(Collected data entries)
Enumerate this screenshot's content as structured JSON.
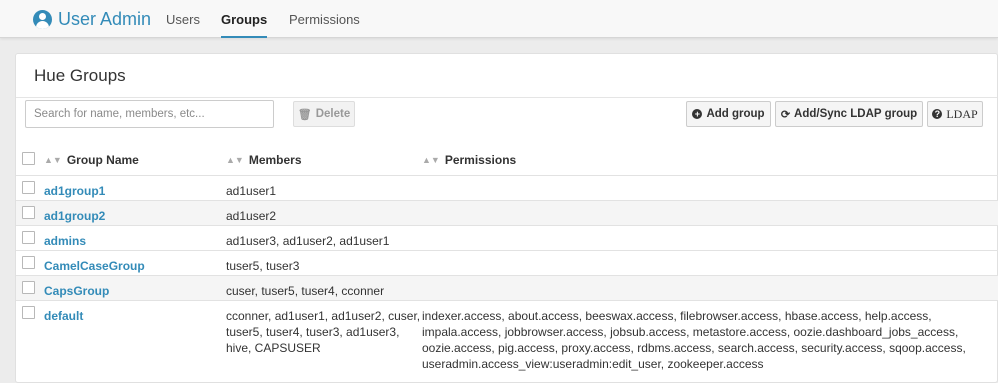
{
  "app": {
    "title": "User Admin",
    "icon": "user-circle-icon"
  },
  "nav": [
    {
      "label": "Users",
      "active": false
    },
    {
      "label": "Groups",
      "active": true
    },
    {
      "label": "Permissions",
      "active": false
    }
  ],
  "page": {
    "title": "Hue Groups"
  },
  "search": {
    "placeholder": "Search for name, members, etc...",
    "value": ""
  },
  "toolbar": {
    "delete_label": "Delete",
    "add_group_label": "Add group",
    "sync_ldap_label": "Add/Sync LDAP group",
    "ldap_label": "LDAP"
  },
  "table": {
    "columns": [
      "Group Name",
      "Members",
      "Permissions"
    ],
    "rows": [
      {
        "name": "ad1group1",
        "members": "ad1user1",
        "permissions": ""
      },
      {
        "name": "ad1group2",
        "members": "ad1user2",
        "permissions": ""
      },
      {
        "name": "admins",
        "members": "ad1user3, ad1user2, ad1user1",
        "permissions": ""
      },
      {
        "name": "CamelCaseGroup",
        "members": "tuser5, tuser3",
        "permissions": ""
      },
      {
        "name": "CapsGroup",
        "members": "cuser, tuser5, tuser4, cconner",
        "permissions": ""
      },
      {
        "name": "default",
        "members": "cconner, ad1user1, ad1user2, cuser, tuser5, tuser4, tuser3, ad1user3, hive, CAPSUSER",
        "permissions": "indexer.access, about.access, beeswax.access, filebrowser.access, hbase.access, help.access, impala.access, jobbrowser.access, jobsub.access, metastore.access, oozie.dashboard_jobs_access, oozie.access, pig.access, proxy.access, rdbms.access, search.access, security.access, sqoop.access, useradmin.access_view:useradmin:edit_user, zookeeper.access"
      }
    ]
  },
  "colors": {
    "accent": "#338bb8",
    "row_alt": "#f5f5f5"
  }
}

• _Job_
All records above are to be printed exactly, minus the pictures they contain.

• _Output of the exercise_
Enumerate this screenshot's content as structured JSON.
{
  "app": {
    "title": "User Admin",
    "icon": "user-circle-icon"
  },
  "nav": [
    {
      "label": "Users",
      "active": false
    },
    {
      "label": "Groups",
      "active": true
    },
    {
      "label": "Permissions",
      "active": false
    }
  ],
  "page": {
    "title": "Hue Groups"
  },
  "search": {
    "placeholder": "Search for name, members, etc...",
    "value": ""
  },
  "toolbar": {
    "delete_label": "Delete",
    "add_group_label": "Add group",
    "sync_ldap_label": "Add/Sync LDAP group",
    "ldap_label": "LDAP"
  },
  "table": {
    "columns": [
      "Group Name",
      "Members",
      "Permissions"
    ],
    "rows": [
      {
        "name": "ad1group1",
        "members": "ad1user1",
        "permissions": ""
      },
      {
        "name": "ad1group2",
        "members": "ad1user2",
        "permissions": ""
      },
      {
        "name": "admins",
        "members": "ad1user3, ad1user2, ad1user1",
        "permissions": ""
      },
      {
        "name": "CamelCaseGroup",
        "members": "tuser5, tuser3",
        "permissions": ""
      },
      {
        "name": "CapsGroup",
        "members": "cuser, tuser5, tuser4, cconner",
        "permissions": ""
      },
      {
        "name": "default",
        "members": "cconner, ad1user1, ad1user2, cuser, tuser5, tuser4, tuser3, ad1user3, hive, CAPSUSER",
        "permissions": "indexer.access, about.access, beeswax.access, filebrowser.access, hbase.access, help.access, impala.access, jobbrowser.access, jobsub.access, metastore.access, oozie.dashboard_jobs_access, oozie.access, pig.access, proxy.access, rdbms.access, search.access, security.access, sqoop.access, useradmin.access_view:useradmin:edit_user, zookeeper.access"
      }
    ]
  },
  "colors": {
    "accent": "#338bb8",
    "row_alt": "#f5f5f5"
  }
}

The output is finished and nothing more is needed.